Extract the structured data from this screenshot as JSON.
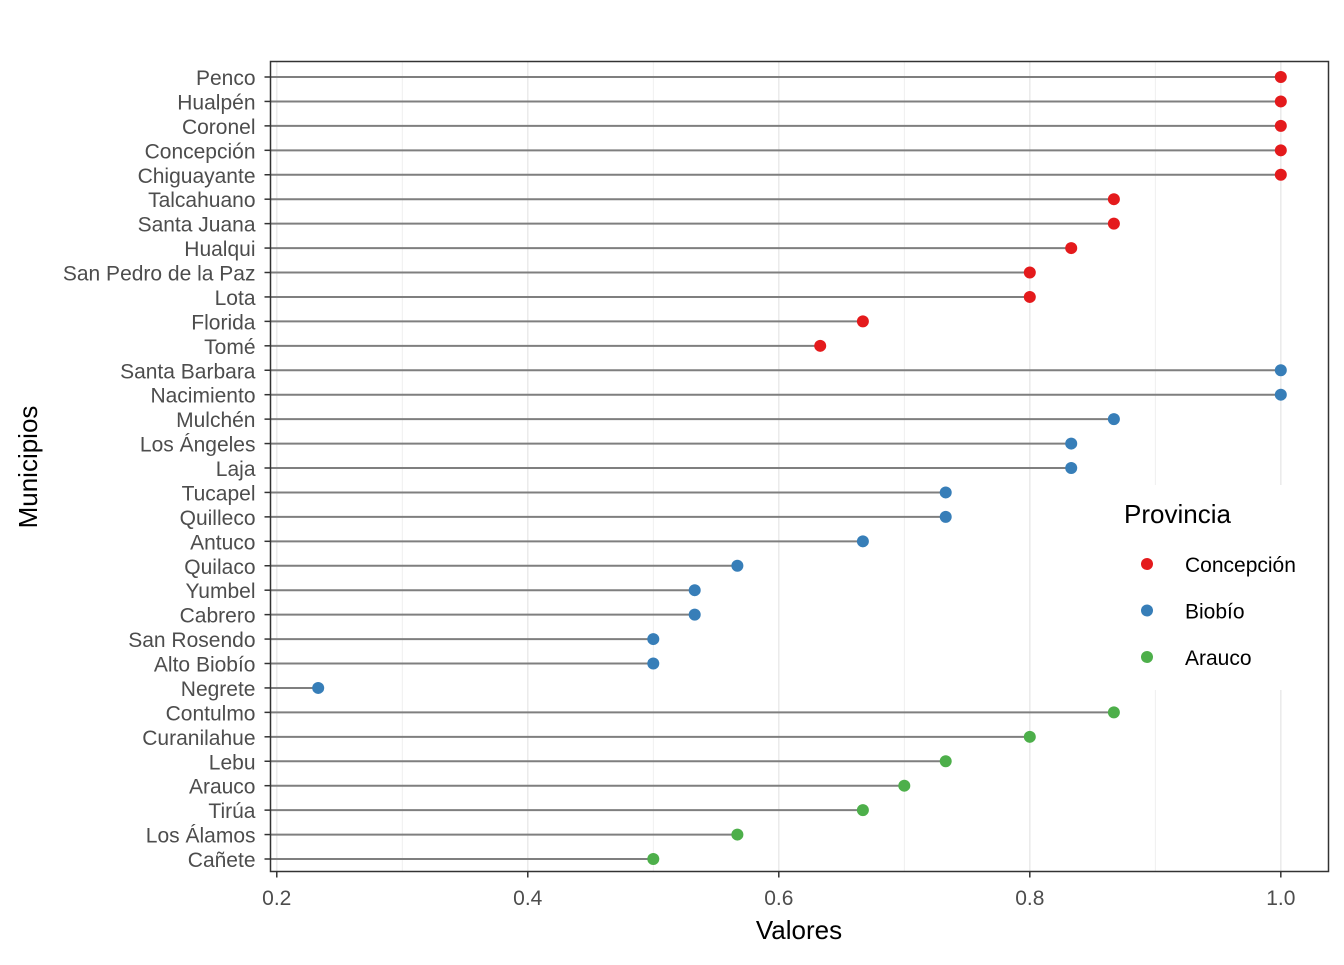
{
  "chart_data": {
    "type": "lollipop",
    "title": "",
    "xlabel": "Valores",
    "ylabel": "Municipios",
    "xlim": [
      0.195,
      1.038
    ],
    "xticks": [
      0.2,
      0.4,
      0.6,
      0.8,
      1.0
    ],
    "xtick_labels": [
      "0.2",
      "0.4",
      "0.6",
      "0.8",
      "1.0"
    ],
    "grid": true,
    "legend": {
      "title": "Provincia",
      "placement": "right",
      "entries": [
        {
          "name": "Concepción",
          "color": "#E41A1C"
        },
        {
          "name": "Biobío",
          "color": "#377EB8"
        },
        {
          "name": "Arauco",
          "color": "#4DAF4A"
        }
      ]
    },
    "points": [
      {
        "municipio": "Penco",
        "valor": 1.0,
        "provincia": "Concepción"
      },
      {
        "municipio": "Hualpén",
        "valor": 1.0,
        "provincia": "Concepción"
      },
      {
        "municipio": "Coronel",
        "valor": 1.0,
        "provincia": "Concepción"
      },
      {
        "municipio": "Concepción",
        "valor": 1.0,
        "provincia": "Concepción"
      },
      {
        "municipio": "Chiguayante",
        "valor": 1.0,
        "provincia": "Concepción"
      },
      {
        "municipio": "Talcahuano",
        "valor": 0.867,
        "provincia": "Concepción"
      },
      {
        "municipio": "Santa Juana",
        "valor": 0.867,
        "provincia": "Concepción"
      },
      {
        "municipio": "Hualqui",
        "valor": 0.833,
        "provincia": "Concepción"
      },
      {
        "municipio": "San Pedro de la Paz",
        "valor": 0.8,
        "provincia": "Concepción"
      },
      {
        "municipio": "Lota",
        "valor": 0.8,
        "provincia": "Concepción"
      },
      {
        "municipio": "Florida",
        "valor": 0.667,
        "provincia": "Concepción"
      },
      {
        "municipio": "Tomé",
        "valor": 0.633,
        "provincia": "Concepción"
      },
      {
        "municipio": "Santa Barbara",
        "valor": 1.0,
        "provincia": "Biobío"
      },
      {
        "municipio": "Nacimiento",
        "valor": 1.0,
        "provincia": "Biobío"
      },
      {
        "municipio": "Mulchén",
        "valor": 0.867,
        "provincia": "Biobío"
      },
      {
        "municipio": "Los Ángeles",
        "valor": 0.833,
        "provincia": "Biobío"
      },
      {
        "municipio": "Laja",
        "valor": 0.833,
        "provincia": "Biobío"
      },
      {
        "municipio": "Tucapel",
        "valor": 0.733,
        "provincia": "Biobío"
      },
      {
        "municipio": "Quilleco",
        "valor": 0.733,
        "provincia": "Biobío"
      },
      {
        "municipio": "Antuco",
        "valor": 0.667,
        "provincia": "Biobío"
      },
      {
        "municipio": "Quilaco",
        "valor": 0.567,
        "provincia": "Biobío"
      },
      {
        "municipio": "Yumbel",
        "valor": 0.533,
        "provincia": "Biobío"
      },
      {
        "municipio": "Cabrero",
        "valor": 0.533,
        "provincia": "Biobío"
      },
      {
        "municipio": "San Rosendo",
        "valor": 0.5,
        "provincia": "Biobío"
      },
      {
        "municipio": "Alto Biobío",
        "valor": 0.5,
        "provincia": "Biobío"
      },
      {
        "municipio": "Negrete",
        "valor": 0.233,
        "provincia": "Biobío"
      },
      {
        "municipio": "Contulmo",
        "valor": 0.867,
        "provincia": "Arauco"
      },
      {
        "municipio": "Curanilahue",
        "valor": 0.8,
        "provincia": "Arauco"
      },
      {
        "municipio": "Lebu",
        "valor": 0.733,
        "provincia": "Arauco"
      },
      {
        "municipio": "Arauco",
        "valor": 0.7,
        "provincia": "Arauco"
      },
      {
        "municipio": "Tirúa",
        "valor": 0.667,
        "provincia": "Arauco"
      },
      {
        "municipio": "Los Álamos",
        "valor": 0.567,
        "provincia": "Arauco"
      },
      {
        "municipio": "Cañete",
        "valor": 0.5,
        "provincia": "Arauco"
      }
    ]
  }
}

Problem to solve ->
Find every line in the records that contains the word "Santa"; copy those lines.

Exercise solution ->
        "municipio": "Santa Juana",
        "municipio": "Santa Barbara",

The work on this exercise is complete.